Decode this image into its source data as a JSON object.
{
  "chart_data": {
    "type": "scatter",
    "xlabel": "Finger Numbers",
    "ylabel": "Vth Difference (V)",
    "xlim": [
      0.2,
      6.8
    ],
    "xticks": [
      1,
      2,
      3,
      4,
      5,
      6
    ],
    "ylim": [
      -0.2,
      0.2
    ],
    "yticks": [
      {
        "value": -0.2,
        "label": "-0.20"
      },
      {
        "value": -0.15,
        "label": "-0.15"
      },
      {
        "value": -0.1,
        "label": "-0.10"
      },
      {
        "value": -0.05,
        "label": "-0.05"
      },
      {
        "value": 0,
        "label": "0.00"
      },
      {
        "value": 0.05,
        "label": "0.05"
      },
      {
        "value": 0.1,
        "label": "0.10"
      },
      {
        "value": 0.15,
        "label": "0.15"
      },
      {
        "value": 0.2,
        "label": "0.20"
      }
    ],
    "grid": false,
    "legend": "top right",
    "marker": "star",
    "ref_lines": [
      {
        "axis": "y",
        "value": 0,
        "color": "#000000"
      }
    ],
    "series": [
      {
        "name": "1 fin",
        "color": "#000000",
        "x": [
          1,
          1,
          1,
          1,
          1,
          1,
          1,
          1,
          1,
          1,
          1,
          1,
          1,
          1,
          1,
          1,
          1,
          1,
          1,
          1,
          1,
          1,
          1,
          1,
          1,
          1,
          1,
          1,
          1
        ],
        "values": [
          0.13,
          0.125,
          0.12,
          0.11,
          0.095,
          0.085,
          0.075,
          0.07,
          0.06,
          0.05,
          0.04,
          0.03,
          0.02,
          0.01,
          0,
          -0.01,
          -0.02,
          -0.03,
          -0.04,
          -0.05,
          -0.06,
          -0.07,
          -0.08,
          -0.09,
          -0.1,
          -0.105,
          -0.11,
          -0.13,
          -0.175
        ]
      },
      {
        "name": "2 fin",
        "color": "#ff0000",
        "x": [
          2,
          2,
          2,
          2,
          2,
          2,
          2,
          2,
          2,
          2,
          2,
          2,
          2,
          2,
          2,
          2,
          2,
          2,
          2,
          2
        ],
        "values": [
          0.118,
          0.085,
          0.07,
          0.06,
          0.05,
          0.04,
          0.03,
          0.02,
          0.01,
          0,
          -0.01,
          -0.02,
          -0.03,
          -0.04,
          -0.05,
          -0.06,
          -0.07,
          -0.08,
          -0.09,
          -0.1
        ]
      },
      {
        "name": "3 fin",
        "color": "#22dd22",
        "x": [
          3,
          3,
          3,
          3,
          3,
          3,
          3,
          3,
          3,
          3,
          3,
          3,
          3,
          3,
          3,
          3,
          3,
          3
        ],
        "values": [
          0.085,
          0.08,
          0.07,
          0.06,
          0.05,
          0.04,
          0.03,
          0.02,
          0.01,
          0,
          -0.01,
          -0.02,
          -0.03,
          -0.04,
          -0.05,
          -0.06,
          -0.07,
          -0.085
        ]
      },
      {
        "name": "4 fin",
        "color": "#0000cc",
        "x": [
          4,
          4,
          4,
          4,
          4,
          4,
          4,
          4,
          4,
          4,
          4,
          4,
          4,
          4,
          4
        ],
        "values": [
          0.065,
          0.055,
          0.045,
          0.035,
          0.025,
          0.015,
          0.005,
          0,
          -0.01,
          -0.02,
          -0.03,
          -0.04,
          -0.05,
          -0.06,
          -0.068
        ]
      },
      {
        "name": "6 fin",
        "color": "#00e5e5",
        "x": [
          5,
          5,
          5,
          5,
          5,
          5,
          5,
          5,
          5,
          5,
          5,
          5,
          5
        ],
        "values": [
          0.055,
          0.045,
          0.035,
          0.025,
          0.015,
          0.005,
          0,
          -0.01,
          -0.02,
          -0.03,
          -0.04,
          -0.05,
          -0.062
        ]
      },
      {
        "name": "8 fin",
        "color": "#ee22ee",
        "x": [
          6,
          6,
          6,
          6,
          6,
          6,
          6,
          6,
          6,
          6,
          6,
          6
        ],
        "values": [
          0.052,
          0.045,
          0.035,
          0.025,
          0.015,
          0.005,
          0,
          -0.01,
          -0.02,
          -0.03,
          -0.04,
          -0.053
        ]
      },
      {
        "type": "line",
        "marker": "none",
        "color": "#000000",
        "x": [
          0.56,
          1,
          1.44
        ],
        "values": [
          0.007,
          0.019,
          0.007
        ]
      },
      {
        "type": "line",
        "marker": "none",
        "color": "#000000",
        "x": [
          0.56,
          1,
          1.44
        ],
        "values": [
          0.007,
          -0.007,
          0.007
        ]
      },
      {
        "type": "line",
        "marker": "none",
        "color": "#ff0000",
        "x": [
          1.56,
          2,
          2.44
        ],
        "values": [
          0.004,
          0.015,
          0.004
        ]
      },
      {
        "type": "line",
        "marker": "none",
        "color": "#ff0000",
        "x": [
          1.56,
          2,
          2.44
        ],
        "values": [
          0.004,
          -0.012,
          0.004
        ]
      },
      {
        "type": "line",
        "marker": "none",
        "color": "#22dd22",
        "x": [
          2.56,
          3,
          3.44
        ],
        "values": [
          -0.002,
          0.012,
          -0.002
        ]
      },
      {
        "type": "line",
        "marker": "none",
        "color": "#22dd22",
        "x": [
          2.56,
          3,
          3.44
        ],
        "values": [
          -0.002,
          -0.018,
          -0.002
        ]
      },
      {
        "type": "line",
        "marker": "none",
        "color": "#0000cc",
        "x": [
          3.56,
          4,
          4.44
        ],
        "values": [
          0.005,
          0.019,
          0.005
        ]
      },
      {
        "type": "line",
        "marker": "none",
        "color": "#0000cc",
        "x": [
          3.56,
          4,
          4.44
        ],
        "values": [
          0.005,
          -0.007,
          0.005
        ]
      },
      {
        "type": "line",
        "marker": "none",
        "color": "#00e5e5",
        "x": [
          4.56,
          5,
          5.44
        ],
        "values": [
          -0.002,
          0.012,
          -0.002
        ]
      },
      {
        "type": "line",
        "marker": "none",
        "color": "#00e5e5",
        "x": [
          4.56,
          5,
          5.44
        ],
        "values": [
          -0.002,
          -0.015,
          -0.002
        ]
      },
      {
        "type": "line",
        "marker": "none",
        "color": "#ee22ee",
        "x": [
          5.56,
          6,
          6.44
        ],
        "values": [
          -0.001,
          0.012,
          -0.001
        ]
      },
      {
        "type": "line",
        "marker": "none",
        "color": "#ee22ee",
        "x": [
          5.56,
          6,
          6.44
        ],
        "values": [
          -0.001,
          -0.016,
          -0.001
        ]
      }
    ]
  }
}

━━━

**Problem description**
Produce an exact copy of all the records.

**Solution to this problem**
Decode this image into its source data as a JSON object.
{
  "chart_data": {
    "type": "scatter",
    "xlabel": "Finger Numbers",
    "ylabel": "Vth Difference (V)",
    "xlim": [
      0.2,
      6.8
    ],
    "xticks": [
      1,
      2,
      3,
      4,
      5,
      6
    ],
    "ylim": [
      -0.2,
      0.2
    ],
    "yticks": [
      {
        "value": -0.2,
        "label": "-0.20"
      },
      {
        "value": -0.15,
        "label": "-0.15"
      },
      {
        "value": -0.1,
        "label": "-0.10"
      },
      {
        "value": -0.05,
        "label": "-0.05"
      },
      {
        "value": 0,
        "label": "0.00"
      },
      {
        "value": 0.05,
        "label": "0.05"
      },
      {
        "value": 0.1,
        "label": "0.10"
      },
      {
        "value": 0.15,
        "label": "0.15"
      },
      {
        "value": 0.2,
        "label": "0.20"
      }
    ],
    "grid": false,
    "legend": "top right",
    "marker": "star",
    "ref_lines": [
      {
        "axis": "y",
        "value": 0,
        "color": "#000000"
      }
    ],
    "series": [
      {
        "name": "1 fin",
        "color": "#000000",
        "x": [
          1,
          1,
          1,
          1,
          1,
          1,
          1,
          1,
          1,
          1,
          1,
          1,
          1,
          1,
          1,
          1,
          1,
          1,
          1,
          1,
          1,
          1,
          1,
          1,
          1,
          1,
          1,
          1,
          1
        ],
        "values": [
          0.13,
          0.125,
          0.12,
          0.11,
          0.095,
          0.085,
          0.075,
          0.07,
          0.06,
          0.05,
          0.04,
          0.03,
          0.02,
          0.01,
          0,
          -0.01,
          -0.02,
          -0.03,
          -0.04,
          -0.05,
          -0.06,
          -0.07,
          -0.08,
          -0.09,
          -0.1,
          -0.105,
          -0.11,
          -0.13,
          -0.175
        ]
      },
      {
        "name": "2 fin",
        "color": "#ff0000",
        "x": [
          2,
          2,
          2,
          2,
          2,
          2,
          2,
          2,
          2,
          2,
          2,
          2,
          2,
          2,
          2,
          2,
          2,
          2,
          2,
          2
        ],
        "values": [
          0.118,
          0.085,
          0.07,
          0.06,
          0.05,
          0.04,
          0.03,
          0.02,
          0.01,
          0,
          -0.01,
          -0.02,
          -0.03,
          -0.04,
          -0.05,
          -0.06,
          -0.07,
          -0.08,
          -0.09,
          -0.1
        ]
      },
      {
        "name": "3 fin",
        "color": "#22dd22",
        "x": [
          3,
          3,
          3,
          3,
          3,
          3,
          3,
          3,
          3,
          3,
          3,
          3,
          3,
          3,
          3,
          3,
          3,
          3
        ],
        "values": [
          0.085,
          0.08,
          0.07,
          0.06,
          0.05,
          0.04,
          0.03,
          0.02,
          0.01,
          0,
          -0.01,
          -0.02,
          -0.03,
          -0.04,
          -0.05,
          -0.06,
          -0.07,
          -0.085
        ]
      },
      {
        "name": "4 fin",
        "color": "#0000cc",
        "x": [
          4,
          4,
          4,
          4,
          4,
          4,
          4,
          4,
          4,
          4,
          4,
          4,
          4,
          4,
          4
        ],
        "values": [
          0.065,
          0.055,
          0.045,
          0.035,
          0.025,
          0.015,
          0.005,
          0,
          -0.01,
          -0.02,
          -0.03,
          -0.04,
          -0.05,
          -0.06,
          -0.068
        ]
      },
      {
        "name": "6 fin",
        "color": "#00e5e5",
        "x": [
          5,
          5,
          5,
          5,
          5,
          5,
          5,
          5,
          5,
          5,
          5,
          5,
          5
        ],
        "values": [
          0.055,
          0.045,
          0.035,
          0.025,
          0.015,
          0.005,
          0,
          -0.01,
          -0.02,
          -0.03,
          -0.04,
          -0.05,
          -0.062
        ]
      },
      {
        "name": "8 fin",
        "color": "#ee22ee",
        "x": [
          6,
          6,
          6,
          6,
          6,
          6,
          6,
          6,
          6,
          6,
          6,
          6
        ],
        "values": [
          0.052,
          0.045,
          0.035,
          0.025,
          0.015,
          0.005,
          0,
          -0.01,
          -0.02,
          -0.03,
          -0.04,
          -0.053
        ]
      },
      {
        "type": "line",
        "marker": "none",
        "color": "#000000",
        "x": [
          0.56,
          1,
          1.44
        ],
        "values": [
          0.007,
          0.019,
          0.007
        ]
      },
      {
        "type": "line",
        "marker": "none",
        "color": "#000000",
        "x": [
          0.56,
          1,
          1.44
        ],
        "values": [
          0.007,
          -0.007,
          0.007
        ]
      },
      {
        "type": "line",
        "marker": "none",
        "color": "#ff0000",
        "x": [
          1.56,
          2,
          2.44
        ],
        "values": [
          0.004,
          0.015,
          0.004
        ]
      },
      {
        "type": "line",
        "marker": "none",
        "color": "#ff0000",
        "x": [
          1.56,
          2,
          2.44
        ],
        "values": [
          0.004,
          -0.012,
          0.004
        ]
      },
      {
        "type": "line",
        "marker": "none",
        "color": "#22dd22",
        "x": [
          2.56,
          3,
          3.44
        ],
        "values": [
          -0.002,
          0.012,
          -0.002
        ]
      },
      {
        "type": "line",
        "marker": "none",
        "color": "#22dd22",
        "x": [
          2.56,
          3,
          3.44
        ],
        "values": [
          -0.002,
          -0.018,
          -0.002
        ]
      },
      {
        "type": "line",
        "marker": "none",
        "color": "#0000cc",
        "x": [
          3.56,
          4,
          4.44
        ],
        "values": [
          0.005,
          0.019,
          0.005
        ]
      },
      {
        "type": "line",
        "marker": "none",
        "color": "#0000cc",
        "x": [
          3.56,
          4,
          4.44
        ],
        "values": [
          0.005,
          -0.007,
          0.005
        ]
      },
      {
        "type": "line",
        "marker": "none",
        "color": "#00e5e5",
        "x": [
          4.56,
          5,
          5.44
        ],
        "values": [
          -0.002,
          0.012,
          -0.002
        ]
      },
      {
        "type": "line",
        "marker": "none",
        "color": "#00e5e5",
        "x": [
          4.56,
          5,
          5.44
        ],
        "values": [
          -0.002,
          -0.015,
          -0.002
        ]
      },
      {
        "type": "line",
        "marker": "none",
        "color": "#ee22ee",
        "x": [
          5.56,
          6,
          6.44
        ],
        "values": [
          -0.001,
          0.012,
          -0.001
        ]
      },
      {
        "type": "line",
        "marker": "none",
        "color": "#ee22ee",
        "x": [
          5.56,
          6,
          6.44
        ],
        "values": [
          -0.001,
          -0.016,
          -0.001
        ]
      }
    ]
  }
}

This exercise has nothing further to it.